## Aim of the task
Identify and reproduce every line holding the string "pressure".

┏━━

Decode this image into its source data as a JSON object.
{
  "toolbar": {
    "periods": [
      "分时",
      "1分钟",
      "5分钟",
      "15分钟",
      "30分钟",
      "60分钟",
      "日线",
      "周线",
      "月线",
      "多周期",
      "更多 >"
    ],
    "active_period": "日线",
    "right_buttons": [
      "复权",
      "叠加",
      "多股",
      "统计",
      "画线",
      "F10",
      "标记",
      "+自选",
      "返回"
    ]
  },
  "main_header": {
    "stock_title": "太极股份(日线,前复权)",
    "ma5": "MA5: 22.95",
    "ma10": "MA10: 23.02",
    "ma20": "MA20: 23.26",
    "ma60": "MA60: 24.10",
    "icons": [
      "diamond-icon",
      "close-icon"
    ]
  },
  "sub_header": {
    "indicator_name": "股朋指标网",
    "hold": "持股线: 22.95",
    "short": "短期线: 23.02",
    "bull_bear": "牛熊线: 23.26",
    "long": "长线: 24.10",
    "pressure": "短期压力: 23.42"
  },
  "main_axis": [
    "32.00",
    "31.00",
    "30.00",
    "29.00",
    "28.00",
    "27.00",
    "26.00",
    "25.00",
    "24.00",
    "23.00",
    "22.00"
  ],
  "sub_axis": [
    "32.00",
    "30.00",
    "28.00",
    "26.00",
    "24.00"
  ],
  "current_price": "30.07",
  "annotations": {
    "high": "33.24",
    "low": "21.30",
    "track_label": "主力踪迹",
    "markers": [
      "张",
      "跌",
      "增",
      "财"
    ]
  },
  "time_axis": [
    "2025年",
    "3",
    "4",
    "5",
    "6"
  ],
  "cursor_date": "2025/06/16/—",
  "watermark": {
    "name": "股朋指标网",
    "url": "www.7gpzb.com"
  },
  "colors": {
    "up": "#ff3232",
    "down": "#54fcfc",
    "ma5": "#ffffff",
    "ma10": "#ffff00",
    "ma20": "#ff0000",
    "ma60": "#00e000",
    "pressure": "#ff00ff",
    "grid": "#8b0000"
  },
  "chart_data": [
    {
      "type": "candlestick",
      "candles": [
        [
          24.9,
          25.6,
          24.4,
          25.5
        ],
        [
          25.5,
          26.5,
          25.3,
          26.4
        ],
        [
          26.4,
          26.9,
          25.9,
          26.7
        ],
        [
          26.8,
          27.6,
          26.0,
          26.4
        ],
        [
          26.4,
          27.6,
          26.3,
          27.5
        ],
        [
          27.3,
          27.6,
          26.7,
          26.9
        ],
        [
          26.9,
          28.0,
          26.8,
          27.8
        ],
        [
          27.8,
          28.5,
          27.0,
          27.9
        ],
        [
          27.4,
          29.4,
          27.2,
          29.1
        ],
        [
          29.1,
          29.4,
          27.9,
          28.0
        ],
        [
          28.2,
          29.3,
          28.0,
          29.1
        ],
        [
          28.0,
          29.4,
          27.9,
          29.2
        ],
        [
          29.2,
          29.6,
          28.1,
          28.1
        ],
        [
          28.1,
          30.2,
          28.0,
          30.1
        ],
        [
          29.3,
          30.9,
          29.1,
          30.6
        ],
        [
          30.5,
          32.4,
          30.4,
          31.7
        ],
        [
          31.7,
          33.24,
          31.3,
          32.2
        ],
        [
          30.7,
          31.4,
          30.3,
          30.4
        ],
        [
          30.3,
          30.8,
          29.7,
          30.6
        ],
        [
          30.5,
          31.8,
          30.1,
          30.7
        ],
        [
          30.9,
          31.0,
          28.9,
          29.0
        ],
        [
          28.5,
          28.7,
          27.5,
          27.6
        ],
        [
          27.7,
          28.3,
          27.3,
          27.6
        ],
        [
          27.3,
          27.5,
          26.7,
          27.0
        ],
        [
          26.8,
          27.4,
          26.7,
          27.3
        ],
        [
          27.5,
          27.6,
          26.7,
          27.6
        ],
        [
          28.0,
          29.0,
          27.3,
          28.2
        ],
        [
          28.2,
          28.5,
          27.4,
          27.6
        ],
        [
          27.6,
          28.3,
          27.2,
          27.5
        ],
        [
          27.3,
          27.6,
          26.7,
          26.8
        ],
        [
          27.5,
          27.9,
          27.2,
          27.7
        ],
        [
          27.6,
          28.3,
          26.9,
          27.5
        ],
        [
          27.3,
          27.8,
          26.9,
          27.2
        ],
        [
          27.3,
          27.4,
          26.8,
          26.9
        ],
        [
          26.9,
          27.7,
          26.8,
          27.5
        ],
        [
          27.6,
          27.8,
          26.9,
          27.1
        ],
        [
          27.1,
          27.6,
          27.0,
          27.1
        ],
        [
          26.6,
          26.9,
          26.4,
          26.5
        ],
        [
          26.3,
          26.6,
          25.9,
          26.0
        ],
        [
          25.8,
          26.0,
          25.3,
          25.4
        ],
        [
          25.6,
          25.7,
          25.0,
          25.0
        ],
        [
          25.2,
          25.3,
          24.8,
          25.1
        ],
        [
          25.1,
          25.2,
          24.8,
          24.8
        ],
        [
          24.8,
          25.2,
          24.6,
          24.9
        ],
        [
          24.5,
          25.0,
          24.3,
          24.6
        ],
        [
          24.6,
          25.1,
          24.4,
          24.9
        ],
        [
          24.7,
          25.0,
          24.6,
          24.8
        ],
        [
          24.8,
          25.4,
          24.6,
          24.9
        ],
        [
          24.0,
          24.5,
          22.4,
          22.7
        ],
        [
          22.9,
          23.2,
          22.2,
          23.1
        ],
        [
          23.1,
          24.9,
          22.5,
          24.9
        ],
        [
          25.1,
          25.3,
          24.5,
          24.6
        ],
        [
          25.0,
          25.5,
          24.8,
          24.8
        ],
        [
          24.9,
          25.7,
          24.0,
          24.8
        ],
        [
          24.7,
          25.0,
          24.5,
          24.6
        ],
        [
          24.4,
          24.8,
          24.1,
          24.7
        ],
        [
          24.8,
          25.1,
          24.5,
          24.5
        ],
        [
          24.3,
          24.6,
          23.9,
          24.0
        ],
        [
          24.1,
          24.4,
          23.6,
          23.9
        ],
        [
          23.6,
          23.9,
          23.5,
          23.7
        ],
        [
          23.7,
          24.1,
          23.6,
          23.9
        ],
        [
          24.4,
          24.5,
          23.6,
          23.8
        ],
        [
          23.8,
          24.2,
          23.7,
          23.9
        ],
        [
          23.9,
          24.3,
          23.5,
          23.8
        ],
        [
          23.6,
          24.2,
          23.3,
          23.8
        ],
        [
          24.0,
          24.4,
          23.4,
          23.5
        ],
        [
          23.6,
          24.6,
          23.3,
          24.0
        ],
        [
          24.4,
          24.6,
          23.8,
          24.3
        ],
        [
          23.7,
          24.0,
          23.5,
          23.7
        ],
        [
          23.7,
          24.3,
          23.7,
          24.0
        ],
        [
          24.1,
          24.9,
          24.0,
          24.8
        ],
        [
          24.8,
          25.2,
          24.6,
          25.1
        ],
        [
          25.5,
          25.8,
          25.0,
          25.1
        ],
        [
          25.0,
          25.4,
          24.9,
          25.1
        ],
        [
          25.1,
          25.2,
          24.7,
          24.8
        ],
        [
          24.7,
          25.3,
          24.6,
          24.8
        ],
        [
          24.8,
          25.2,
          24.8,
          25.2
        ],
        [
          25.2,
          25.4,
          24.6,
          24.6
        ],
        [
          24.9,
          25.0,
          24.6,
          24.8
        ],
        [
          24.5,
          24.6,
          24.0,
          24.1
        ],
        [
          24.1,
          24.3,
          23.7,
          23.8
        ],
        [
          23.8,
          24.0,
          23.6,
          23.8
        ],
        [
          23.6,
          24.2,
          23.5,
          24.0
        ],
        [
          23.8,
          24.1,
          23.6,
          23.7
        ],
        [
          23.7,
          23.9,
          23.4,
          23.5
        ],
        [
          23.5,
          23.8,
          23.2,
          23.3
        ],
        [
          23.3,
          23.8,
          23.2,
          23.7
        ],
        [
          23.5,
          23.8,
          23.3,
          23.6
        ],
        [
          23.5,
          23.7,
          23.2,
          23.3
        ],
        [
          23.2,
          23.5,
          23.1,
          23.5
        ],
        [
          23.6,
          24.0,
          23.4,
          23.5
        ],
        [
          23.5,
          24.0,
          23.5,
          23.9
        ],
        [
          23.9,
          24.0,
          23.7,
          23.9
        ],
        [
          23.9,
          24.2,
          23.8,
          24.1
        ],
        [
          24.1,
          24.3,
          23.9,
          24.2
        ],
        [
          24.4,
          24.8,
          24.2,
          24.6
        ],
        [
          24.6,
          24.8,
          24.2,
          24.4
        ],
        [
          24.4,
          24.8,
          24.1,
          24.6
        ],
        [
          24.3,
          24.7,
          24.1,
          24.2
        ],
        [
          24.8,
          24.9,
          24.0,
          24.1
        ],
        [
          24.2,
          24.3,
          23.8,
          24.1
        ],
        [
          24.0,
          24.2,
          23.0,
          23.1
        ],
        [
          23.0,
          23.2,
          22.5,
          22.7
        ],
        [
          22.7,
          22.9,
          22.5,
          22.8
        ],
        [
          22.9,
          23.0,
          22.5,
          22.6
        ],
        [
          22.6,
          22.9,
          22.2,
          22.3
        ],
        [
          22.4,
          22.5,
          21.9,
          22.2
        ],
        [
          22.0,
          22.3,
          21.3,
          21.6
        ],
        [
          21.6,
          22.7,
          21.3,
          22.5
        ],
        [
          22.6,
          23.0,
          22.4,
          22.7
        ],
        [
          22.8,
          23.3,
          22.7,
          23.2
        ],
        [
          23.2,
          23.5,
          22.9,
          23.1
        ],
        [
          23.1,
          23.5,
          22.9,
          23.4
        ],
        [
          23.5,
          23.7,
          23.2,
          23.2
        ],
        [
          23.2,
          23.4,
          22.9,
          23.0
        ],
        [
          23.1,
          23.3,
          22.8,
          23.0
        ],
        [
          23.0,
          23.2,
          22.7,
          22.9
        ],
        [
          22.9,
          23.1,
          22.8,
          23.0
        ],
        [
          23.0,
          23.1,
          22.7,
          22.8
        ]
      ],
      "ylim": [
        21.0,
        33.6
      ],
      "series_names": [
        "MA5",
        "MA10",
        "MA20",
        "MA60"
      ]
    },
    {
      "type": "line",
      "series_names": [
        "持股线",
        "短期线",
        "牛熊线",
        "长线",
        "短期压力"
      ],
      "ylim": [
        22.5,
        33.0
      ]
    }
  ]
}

┗━━

## Complete response
    "pressure": "短期压力: 23.42"
    "pressure": "#ff00ff",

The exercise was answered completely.